(Exercise): Write out every entry exactly as given, but omit the pictures.

(The records):
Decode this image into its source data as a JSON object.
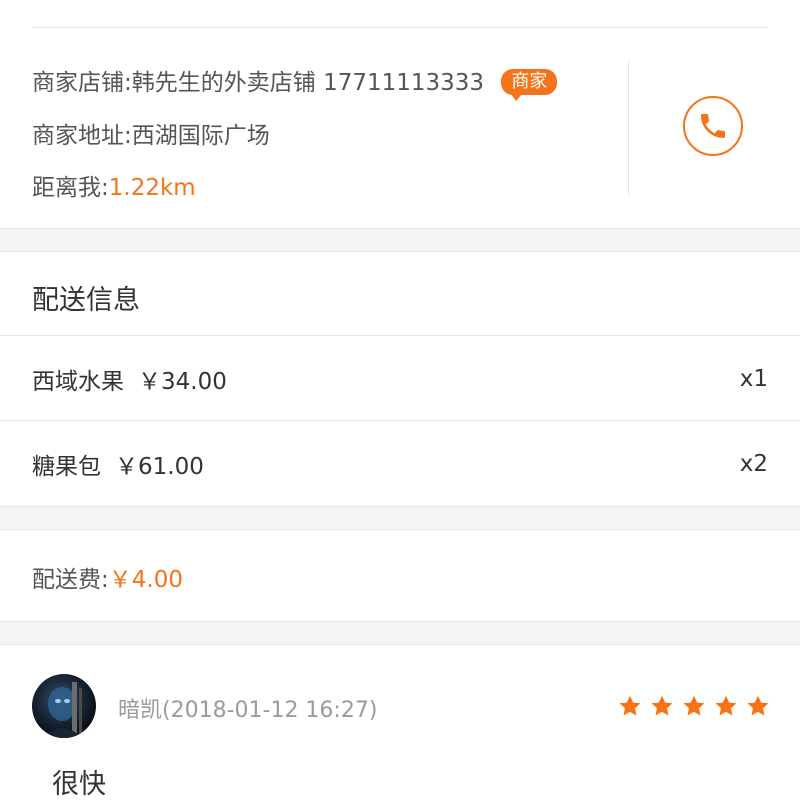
{
  "merchant": {
    "shop_label": "商家店铺:",
    "shop_name": "韩先生的外卖店铺",
    "shop_phone": "17711113333",
    "badge": "商家",
    "address_label": "商家地址:",
    "address": "西湖国际广场",
    "distance_label": "距离我:",
    "distance": "1.22km"
  },
  "delivery": {
    "title": "配送信息",
    "items": [
      {
        "name": "西域水果",
        "price": "￥34.00",
        "qty": "x1"
      },
      {
        "name": "糖果包",
        "price": "￥61.00",
        "qty": "x2"
      }
    ],
    "fee_label": "配送费:",
    "fee": "￥4.00"
  },
  "review": {
    "reviewer": "暗凯(2018-01-12 16:27)",
    "rating": 5,
    "comment": "很快"
  },
  "colors": {
    "accent": "#f5731b",
    "divider": "#e6e6e6",
    "gap": "#f4f4f4"
  },
  "icons": {
    "call": "phone-icon",
    "rating": "star-icon"
  }
}
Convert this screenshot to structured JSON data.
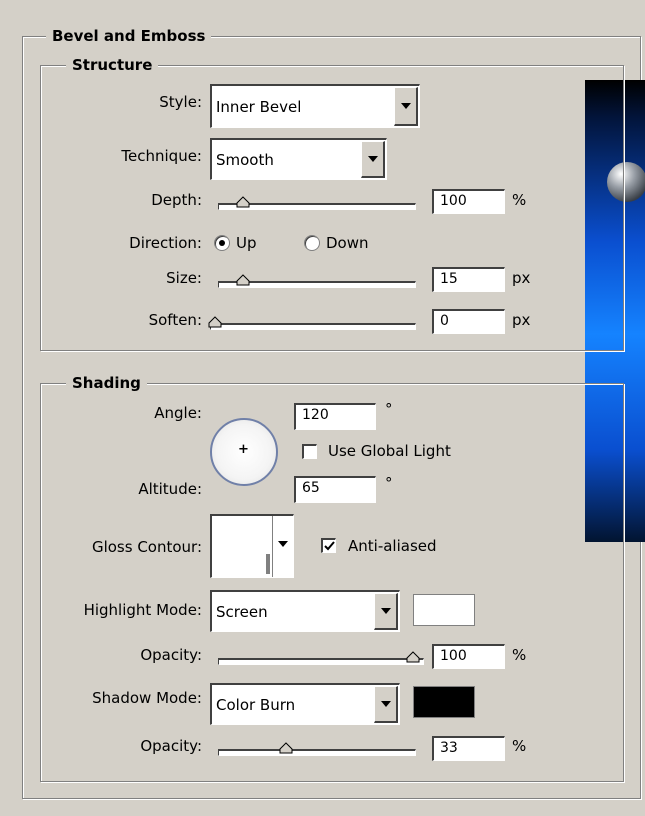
{
  "groups": {
    "bevel_emboss_title": "Bevel and Emboss",
    "structure_title": "Structure",
    "shading_title": "Shading"
  },
  "structure": {
    "style": {
      "label": "Style:",
      "value": "Inner Bevel"
    },
    "technique": {
      "label": "Technique:",
      "value": "Smooth"
    },
    "depth": {
      "label": "Depth:",
      "value": "100",
      "unit": "%",
      "slider_fraction": 0.1
    },
    "direction": {
      "label": "Direction:",
      "options": [
        "Up",
        "Down"
      ],
      "selected": "Up"
    },
    "size": {
      "label": "Size:",
      "value": "15",
      "unit": "px",
      "slider_fraction": 0.1
    },
    "soften": {
      "label": "Soften:",
      "value": "0",
      "unit": "px",
      "slider_fraction": 0.0
    }
  },
  "shading": {
    "angle": {
      "label": "Angle:",
      "value": "120",
      "unit": "°"
    },
    "use_global_light": {
      "label": "Use Global Light",
      "checked": false
    },
    "altitude": {
      "label": "Altitude:",
      "value": "65",
      "unit": "°"
    },
    "gloss_contour": {
      "label": "Gloss Contour:"
    },
    "anti_aliased": {
      "label": "Anti-aliased",
      "checked": true
    },
    "highlight_mode": {
      "label": "Highlight Mode:",
      "value": "Screen",
      "color": "#ffffff"
    },
    "highlight_opacity": {
      "label": "Opacity:",
      "value": "100",
      "unit": "%",
      "slider_fraction": 1.0
    },
    "shadow_mode": {
      "label": "Shadow Mode:",
      "value": "Color Burn",
      "color": "#000000"
    },
    "shadow_opacity": {
      "label": "Opacity:",
      "value": "33",
      "unit": "%",
      "slider_fraction": 0.33
    }
  },
  "preview": {
    "colors": [
      "#000a1a",
      "#0a6cff",
      "#001030"
    ]
  }
}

(Reply):
Decode this image into its source data as a JSON object.
{
  "merchant": {
    "shop_label": "商家店铺:",
    "shop_name": "韩先生的外卖店铺",
    "shop_phone": "17711113333",
    "badge": "商家",
    "address_label": "商家地址:",
    "address": "西湖国际广场",
    "distance_label": "距离我:",
    "distance": "1.22km"
  },
  "delivery": {
    "title": "配送信息",
    "items": [
      {
        "name": "西域水果",
        "price": "￥34.00",
        "qty": "x1"
      },
      {
        "name": "糖果包",
        "price": "￥61.00",
        "qty": "x2"
      }
    ],
    "fee_label": "配送费:",
    "fee": "￥4.00"
  },
  "review": {
    "reviewer": "暗凯(2018-01-12 16:27)",
    "rating": 5,
    "comment": "很快"
  },
  "colors": {
    "accent": "#f5731b",
    "divider": "#e6e6e6",
    "gap": "#f4f4f4"
  },
  "icons": {
    "call": "phone-icon",
    "rating": "star-icon"
  }
}
Convert this screenshot to structured JSON data.
{
  "groups": {
    "bevel_emboss_title": "Bevel and Emboss",
    "structure_title": "Structure",
    "shading_title": "Shading"
  },
  "structure": {
    "style": {
      "label": "Style:",
      "value": "Inner Bevel"
    },
    "technique": {
      "label": "Technique:",
      "value": "Smooth"
    },
    "depth": {
      "label": "Depth:",
      "value": "100",
      "unit": "%",
      "slider_fraction": 0.1
    },
    "direction": {
      "label": "Direction:",
      "options": [
        "Up",
        "Down"
      ],
      "selected": "Up"
    },
    "size": {
      "label": "Size:",
      "value": "15",
      "unit": "px",
      "slider_fraction": 0.1
    },
    "soften": {
      "label": "Soften:",
      "value": "0",
      "unit": "px",
      "slider_fraction": 0.0
    }
  },
  "shading": {
    "angle": {
      "label": "Angle:",
      "value": "120",
      "unit": "°"
    },
    "use_global_light": {
      "label": "Use Global Light",
      "checked": false
    },
    "altitude": {
      "label": "Altitude:",
      "value": "65",
      "unit": "°"
    },
    "gloss_contour": {
      "label": "Gloss Contour:"
    },
    "anti_aliased": {
      "label": "Anti-aliased",
      "checked": true
    },
    "highlight_mode": {
      "label": "Highlight Mode:",
      "value": "Screen",
      "color": "#ffffff"
    },
    "highlight_opacity": {
      "label": "Opacity:",
      "value": "100",
      "unit": "%",
      "slider_fraction": 1.0
    },
    "shadow_mode": {
      "label": "Shadow Mode:",
      "value": "Color Burn",
      "color": "#000000"
    },
    "shadow_opacity": {
      "label": "Opacity:",
      "value": "33",
      "unit": "%",
      "slider_fraction": 0.33
    }
  },
  "preview": {
    "colors": [
      "#000a1a",
      "#0a6cff",
      "#001030"
    ]
  }
}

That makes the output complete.